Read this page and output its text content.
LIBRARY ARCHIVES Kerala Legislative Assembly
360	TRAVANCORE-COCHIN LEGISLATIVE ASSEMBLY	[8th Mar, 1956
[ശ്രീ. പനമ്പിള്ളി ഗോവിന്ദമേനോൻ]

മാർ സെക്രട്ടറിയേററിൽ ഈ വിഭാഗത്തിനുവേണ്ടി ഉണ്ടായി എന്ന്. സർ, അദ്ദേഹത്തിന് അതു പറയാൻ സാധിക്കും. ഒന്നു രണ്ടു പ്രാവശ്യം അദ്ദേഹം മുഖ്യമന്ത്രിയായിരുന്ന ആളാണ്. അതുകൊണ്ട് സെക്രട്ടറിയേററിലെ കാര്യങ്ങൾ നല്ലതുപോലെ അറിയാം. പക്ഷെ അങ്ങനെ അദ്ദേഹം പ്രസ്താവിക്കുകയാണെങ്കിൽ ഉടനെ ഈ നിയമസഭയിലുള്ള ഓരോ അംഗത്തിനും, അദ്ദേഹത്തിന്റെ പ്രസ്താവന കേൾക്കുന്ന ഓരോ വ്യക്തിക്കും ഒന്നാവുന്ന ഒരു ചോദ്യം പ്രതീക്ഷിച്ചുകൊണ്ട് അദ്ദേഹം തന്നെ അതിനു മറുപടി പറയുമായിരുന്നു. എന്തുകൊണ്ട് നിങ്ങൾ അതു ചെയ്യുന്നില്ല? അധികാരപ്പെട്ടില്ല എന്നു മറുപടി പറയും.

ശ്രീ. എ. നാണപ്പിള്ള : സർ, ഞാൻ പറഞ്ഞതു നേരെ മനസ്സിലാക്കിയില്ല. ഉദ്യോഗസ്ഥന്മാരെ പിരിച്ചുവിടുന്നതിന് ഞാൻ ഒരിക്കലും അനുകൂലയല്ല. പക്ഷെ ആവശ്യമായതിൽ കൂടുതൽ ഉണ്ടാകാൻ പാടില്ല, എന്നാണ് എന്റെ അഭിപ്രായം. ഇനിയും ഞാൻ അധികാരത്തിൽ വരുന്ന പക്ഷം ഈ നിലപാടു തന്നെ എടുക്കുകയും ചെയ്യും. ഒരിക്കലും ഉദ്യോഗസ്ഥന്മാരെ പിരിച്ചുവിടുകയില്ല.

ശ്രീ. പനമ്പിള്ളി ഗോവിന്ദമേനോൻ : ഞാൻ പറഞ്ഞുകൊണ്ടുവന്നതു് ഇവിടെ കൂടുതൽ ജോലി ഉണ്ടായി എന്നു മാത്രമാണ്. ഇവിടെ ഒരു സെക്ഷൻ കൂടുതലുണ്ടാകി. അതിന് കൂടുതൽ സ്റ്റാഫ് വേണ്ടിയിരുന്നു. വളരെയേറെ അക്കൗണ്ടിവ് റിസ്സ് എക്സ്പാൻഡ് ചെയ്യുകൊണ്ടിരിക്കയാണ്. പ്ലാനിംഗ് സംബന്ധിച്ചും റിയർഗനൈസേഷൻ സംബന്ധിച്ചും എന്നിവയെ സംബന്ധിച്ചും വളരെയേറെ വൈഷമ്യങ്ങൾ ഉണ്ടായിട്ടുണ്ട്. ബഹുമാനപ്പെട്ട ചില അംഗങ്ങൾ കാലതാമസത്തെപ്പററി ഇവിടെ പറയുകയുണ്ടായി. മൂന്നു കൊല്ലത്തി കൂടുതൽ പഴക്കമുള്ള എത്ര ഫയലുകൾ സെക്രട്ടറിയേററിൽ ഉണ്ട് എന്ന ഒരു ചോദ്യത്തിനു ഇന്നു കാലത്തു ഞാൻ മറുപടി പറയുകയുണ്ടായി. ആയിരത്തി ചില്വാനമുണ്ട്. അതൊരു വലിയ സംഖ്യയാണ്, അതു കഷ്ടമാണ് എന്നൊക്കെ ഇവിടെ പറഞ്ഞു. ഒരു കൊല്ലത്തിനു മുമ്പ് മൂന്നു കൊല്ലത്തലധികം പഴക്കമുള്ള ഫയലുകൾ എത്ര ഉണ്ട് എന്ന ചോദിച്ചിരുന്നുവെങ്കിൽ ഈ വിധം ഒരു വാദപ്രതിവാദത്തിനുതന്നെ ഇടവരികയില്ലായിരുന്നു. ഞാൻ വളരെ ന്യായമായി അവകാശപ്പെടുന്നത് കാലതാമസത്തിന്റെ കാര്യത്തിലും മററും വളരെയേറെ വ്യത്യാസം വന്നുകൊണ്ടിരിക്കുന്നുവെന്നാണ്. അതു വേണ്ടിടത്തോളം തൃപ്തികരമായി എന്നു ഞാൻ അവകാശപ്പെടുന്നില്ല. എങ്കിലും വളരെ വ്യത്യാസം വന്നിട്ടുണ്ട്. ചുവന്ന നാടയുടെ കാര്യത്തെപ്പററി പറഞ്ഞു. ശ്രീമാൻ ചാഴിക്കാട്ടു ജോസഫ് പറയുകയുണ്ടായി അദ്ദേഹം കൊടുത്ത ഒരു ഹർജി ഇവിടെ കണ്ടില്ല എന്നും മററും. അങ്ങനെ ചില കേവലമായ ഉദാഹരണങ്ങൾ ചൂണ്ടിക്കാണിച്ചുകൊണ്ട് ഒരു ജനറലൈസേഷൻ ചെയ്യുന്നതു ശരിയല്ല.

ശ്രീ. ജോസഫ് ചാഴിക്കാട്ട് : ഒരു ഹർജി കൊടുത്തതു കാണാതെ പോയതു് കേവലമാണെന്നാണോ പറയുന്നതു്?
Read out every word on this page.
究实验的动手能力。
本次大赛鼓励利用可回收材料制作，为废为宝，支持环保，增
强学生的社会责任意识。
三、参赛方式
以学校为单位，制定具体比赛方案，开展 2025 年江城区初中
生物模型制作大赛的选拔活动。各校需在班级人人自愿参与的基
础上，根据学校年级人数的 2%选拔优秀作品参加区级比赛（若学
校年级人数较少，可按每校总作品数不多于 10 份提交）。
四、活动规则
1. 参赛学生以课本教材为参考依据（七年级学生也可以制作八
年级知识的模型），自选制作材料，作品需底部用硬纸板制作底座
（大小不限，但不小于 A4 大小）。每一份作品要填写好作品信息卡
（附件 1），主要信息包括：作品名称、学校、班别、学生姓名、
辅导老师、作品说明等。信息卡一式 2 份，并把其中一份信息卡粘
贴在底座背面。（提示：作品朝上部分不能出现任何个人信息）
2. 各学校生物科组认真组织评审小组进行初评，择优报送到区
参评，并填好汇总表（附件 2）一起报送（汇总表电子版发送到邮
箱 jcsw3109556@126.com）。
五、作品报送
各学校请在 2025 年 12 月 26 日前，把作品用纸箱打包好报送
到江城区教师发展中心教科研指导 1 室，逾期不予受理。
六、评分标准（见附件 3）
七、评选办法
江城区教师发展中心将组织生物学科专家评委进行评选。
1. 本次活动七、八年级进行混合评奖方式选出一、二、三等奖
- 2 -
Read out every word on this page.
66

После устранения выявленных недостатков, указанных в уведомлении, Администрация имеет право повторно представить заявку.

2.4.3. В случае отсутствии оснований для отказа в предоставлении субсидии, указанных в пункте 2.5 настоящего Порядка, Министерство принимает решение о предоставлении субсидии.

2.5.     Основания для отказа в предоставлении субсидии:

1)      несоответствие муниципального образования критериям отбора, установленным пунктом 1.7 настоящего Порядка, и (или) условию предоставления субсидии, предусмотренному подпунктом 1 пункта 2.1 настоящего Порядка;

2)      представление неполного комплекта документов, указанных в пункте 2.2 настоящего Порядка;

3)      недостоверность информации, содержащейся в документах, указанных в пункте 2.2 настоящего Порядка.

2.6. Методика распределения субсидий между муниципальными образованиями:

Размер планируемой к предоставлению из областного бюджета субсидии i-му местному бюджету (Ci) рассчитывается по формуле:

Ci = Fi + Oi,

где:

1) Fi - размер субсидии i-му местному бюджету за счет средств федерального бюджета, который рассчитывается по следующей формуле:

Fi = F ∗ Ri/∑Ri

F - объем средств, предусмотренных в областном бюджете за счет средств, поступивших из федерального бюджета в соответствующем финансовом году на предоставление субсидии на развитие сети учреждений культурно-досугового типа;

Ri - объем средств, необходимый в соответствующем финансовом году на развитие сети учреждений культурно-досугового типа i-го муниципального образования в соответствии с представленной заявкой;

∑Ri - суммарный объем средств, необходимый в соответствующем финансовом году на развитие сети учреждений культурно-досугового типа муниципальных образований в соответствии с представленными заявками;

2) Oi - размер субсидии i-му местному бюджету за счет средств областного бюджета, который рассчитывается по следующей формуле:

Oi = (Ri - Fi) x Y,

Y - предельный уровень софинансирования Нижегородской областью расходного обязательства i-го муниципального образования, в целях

# # #

■ What the exercise asks
Each line that has the word "местному" should be copied.

■ Solution
Размер планируемой к предоставлению из областного бюджета субсидии i-му местному бюджету (Ci) рассчитывается по формуле:
1) Fi - размер субсидии i-му местному бюджету за счет средств федерального бюджета, который рассчитывается по следующей формуле:
2) Oi - размер субсидии i-му местному бюджету за счет средств областного бюджета, который рассчитывается по следующей формуле:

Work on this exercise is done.